Given exercise: All of the lines below are to be printed again exactly; images are excluded from the output.

Given data:
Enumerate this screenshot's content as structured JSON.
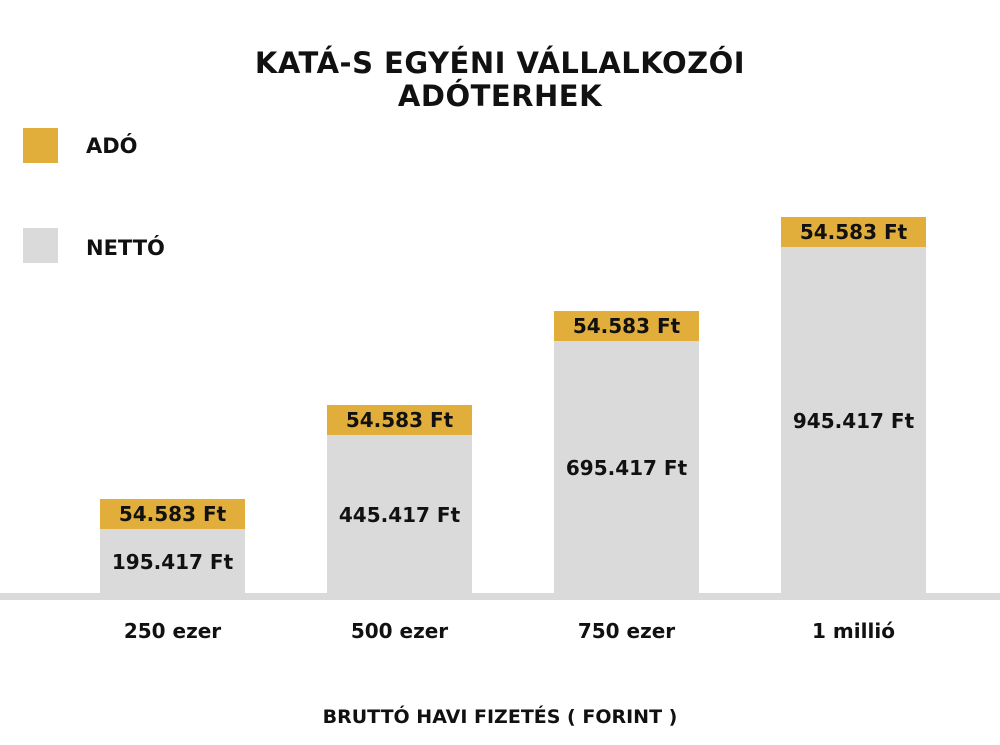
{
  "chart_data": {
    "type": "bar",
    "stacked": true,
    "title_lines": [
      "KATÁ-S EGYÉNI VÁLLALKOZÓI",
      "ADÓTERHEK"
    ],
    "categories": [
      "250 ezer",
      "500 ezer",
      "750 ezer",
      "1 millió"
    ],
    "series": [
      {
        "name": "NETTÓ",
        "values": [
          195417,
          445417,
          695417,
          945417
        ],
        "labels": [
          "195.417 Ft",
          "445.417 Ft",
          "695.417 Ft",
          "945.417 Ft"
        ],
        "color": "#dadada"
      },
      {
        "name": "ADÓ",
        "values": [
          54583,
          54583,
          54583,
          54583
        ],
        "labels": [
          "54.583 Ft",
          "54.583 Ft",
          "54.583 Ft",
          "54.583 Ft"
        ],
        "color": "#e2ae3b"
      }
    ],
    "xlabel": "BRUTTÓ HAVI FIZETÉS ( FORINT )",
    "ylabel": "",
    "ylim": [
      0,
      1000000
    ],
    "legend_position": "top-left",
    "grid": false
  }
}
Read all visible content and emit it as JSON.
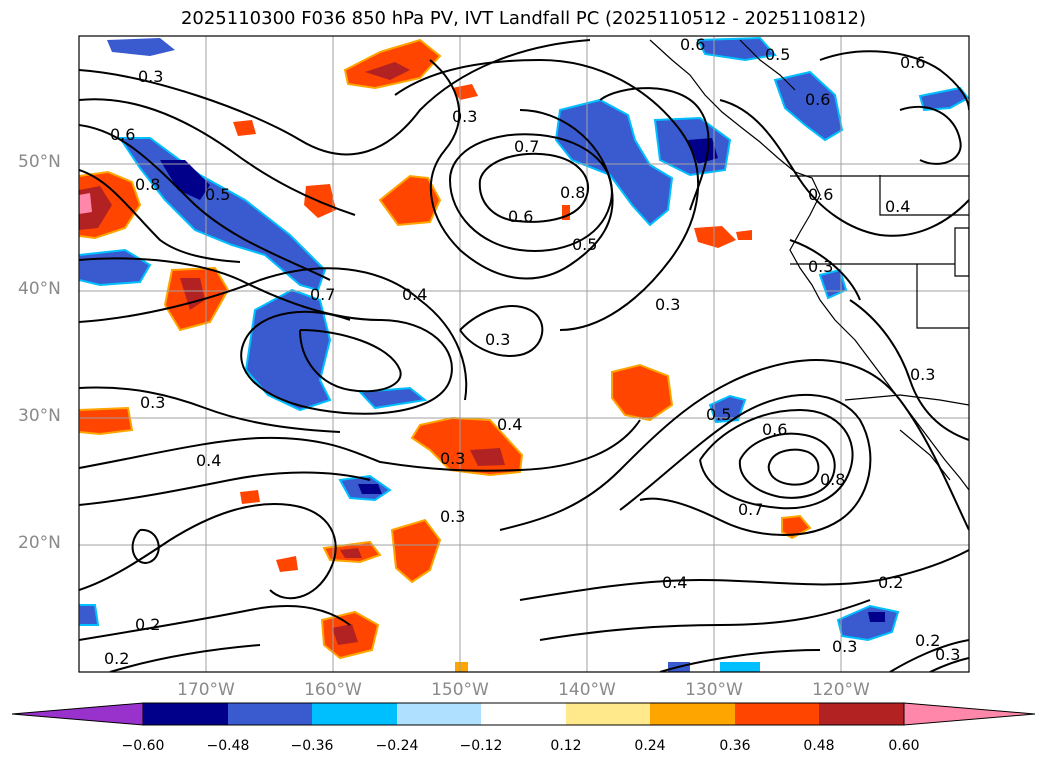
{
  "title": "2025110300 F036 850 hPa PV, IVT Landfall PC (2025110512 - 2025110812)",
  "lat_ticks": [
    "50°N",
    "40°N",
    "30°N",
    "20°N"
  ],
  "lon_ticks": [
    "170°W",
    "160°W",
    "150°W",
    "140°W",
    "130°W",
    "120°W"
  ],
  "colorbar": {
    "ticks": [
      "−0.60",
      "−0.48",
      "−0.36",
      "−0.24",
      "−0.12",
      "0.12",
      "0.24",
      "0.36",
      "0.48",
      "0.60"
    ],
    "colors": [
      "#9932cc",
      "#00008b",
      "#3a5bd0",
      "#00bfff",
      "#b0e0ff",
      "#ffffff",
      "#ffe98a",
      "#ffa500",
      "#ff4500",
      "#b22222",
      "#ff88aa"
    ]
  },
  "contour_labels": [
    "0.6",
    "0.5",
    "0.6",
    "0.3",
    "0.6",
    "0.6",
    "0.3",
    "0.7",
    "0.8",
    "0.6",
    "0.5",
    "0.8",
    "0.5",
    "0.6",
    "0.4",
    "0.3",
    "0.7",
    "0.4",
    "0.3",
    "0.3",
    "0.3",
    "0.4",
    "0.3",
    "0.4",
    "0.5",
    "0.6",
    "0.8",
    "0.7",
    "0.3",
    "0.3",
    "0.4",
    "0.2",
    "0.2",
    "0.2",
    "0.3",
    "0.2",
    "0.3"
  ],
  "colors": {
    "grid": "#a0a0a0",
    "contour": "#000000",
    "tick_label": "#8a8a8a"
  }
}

Task solution:
Enumerate this screenshot's content as structured JSON.
{
  "chart_data": {
    "type": "bar",
    "stacked": true,
    "title_lines": [
      "KATÁ-S EGYÉNI VÁLLALKOZÓI",
      "ADÓTERHEK"
    ],
    "categories": [
      "250 ezer",
      "500 ezer",
      "750 ezer",
      "1 millió"
    ],
    "series": [
      {
        "name": "NETTÓ",
        "values": [
          195417,
          445417,
          695417,
          945417
        ],
        "labels": [
          "195.417 Ft",
          "445.417 Ft",
          "695.417 Ft",
          "945.417 Ft"
        ],
        "color": "#dadada"
      },
      {
        "name": "ADÓ",
        "values": [
          54583,
          54583,
          54583,
          54583
        ],
        "labels": [
          "54.583 Ft",
          "54.583 Ft",
          "54.583 Ft",
          "54.583 Ft"
        ],
        "color": "#e2ae3b"
      }
    ],
    "xlabel": "BRUTTÓ HAVI FIZETÉS ( FORINT )",
    "ylabel": "",
    "ylim": [
      0,
      1000000
    ],
    "legend_position": "top-left",
    "grid": false
  }
}
Read all visible content and emit it as JSON.
{
  "title": "2025110300 F036 850 hPa PV, IVT Landfall PC (2025110512 - 2025110812)",
  "lat_ticks": [
    "50°N",
    "40°N",
    "30°N",
    "20°N"
  ],
  "lon_ticks": [
    "170°W",
    "160°W",
    "150°W",
    "140°W",
    "130°W",
    "120°W"
  ],
  "colorbar": {
    "ticks": [
      "−0.60",
      "−0.48",
      "−0.36",
      "−0.24",
      "−0.12",
      "0.12",
      "0.24",
      "0.36",
      "0.48",
      "0.60"
    ],
    "colors": [
      "#9932cc",
      "#00008b",
      "#3a5bd0",
      "#00bfff",
      "#b0e0ff",
      "#ffffff",
      "#ffe98a",
      "#ffa500",
      "#ff4500",
      "#b22222",
      "#ff88aa"
    ]
  },
  "contour_labels": [
    "0.6",
    "0.5",
    "0.6",
    "0.3",
    "0.6",
    "0.6",
    "0.3",
    "0.7",
    "0.8",
    "0.6",
    "0.5",
    "0.8",
    "0.5",
    "0.6",
    "0.4",
    "0.3",
    "0.7",
    "0.4",
    "0.3",
    "0.3",
    "0.3",
    "0.4",
    "0.3",
    "0.4",
    "0.5",
    "0.6",
    "0.8",
    "0.7",
    "0.3",
    "0.3",
    "0.4",
    "0.2",
    "0.2",
    "0.2",
    "0.3",
    "0.2",
    "0.3"
  ],
  "colors": {
    "grid": "#a0a0a0",
    "contour": "#000000",
    "tick_label": "#8a8a8a"
  }
}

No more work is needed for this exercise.